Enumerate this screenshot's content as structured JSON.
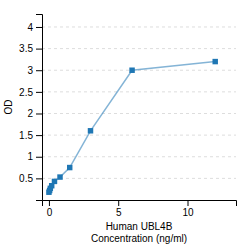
{
  "chart_data": {
    "type": "line",
    "x": [
      0.0,
      0.05,
      0.1,
      0.2,
      0.4,
      0.8,
      1.5,
      3.0,
      6.0,
      12.0
    ],
    "values": [
      0.18,
      0.22,
      0.27,
      0.33,
      0.43,
      0.53,
      0.75,
      1.6,
      3.0,
      3.2
    ],
    "marker": "square",
    "xlabel": [
      "Human UBL4B",
      "Concentration (ng/ml)"
    ],
    "ylabel": "OD",
    "xlim": [
      -0.5,
      13.5
    ],
    "ylim": [
      0.0,
      4.3
    ],
    "xticks": [
      0,
      5,
      10
    ],
    "yticks": [
      0.5,
      1,
      1.5,
      2,
      2.5,
      3,
      3.5,
      4
    ],
    "grid": true
  }
}
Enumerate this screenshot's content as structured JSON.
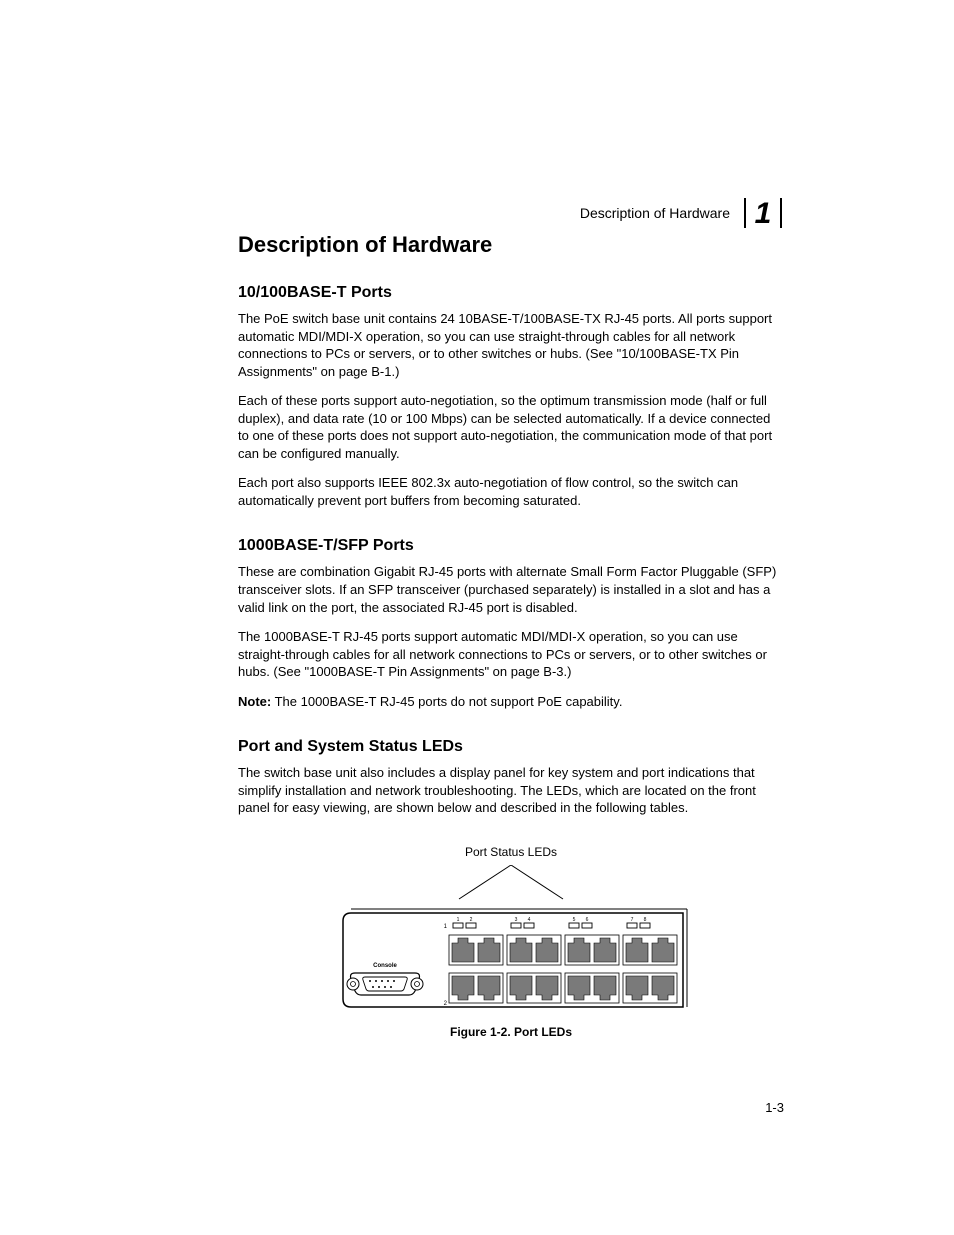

· · ·

TASK STATEMENT: Give back every line exactly as it stands, pictures excluded.

RESULT OF THIS EXERCISE:
Enumerate this screenshot's content as structured JSON.
{
  "chart_data": {
    "type": "line",
    "x": [
      0.0,
      0.05,
      0.1,
      0.2,
      0.4,
      0.8,
      1.5,
      3.0,
      6.0,
      12.0
    ],
    "values": [
      0.18,
      0.22,
      0.27,
      0.33,
      0.43,
      0.53,
      0.75,
      1.6,
      3.0,
      3.2
    ],
    "marker": "square",
    "xlabel": [
      "Human UBL4B",
      "Concentration (ng/ml)"
    ],
    "ylabel": "OD",
    "xlim": [
      -0.5,
      13.5
    ],
    "ylim": [
      0.0,
      4.3
    ],
    "xticks": [
      0,
      5,
      10
    ],
    "yticks": [
      0.5,
      1,
      1.5,
      2,
      2.5,
      3,
      3.5,
      4
    ],
    "grid": true
  }
}
Enumerate this screenshot's content as structured JSON.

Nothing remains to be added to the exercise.